Extracted data entries
— START —
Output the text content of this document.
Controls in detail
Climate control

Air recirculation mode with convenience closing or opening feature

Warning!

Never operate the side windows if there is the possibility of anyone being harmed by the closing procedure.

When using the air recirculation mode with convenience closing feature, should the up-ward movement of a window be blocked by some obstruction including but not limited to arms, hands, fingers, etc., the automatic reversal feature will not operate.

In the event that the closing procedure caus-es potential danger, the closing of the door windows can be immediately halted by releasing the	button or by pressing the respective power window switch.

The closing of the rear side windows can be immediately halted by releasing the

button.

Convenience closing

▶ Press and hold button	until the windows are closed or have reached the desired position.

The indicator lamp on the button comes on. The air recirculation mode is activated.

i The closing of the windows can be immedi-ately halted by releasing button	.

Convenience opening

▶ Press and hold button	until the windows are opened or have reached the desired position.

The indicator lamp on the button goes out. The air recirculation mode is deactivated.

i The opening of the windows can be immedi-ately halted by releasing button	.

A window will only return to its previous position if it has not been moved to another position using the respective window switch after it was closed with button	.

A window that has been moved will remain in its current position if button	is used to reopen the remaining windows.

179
— END —
▸ WRITTEN INSTRUCTION:
Every line of the records above needs to be given again exactly.

▸ FINAL ANSWER:
Output the text content of this document.
Controls in detail
Climate control

Air recirculation mode with convenience closing or opening feature

Warning!

Never operate the side windows if there is the possibility of anyone being harmed by the closing procedure.

When using the air recirculation mode with convenience closing feature, should the up-ward movement of a window be blocked by some obstruction including but not limited to arms, hands, fingers, etc., the automatic reversal feature will not operate.

In the event that the closing procedure caus-es potential danger, the closing of the door windows can be immediately halted by releasing the	button or by pressing the respective power window switch.

The closing of the rear side windows can be immediately halted by releasing the

button.

Convenience closing

▶ Press and hold button	until the windows are closed or have reached the desired position.

The indicator lamp on the button comes on. The air recirculation mode is activated.

i The closing of the windows can be immedi-ately halted by releasing button	.

Convenience opening

▶ Press and hold button	until the windows are opened or have reached the desired position.

The indicator lamp on the button goes out. The air recirculation mode is deactivated.

i The opening of the windows can be immedi-ately halted by releasing button	.

A window will only return to its previous position if it has not been moved to another position using the respective window switch after it was closed with button	.

A window that has been moved will remain in its current position if button	is used to reopen the remaining windows.

179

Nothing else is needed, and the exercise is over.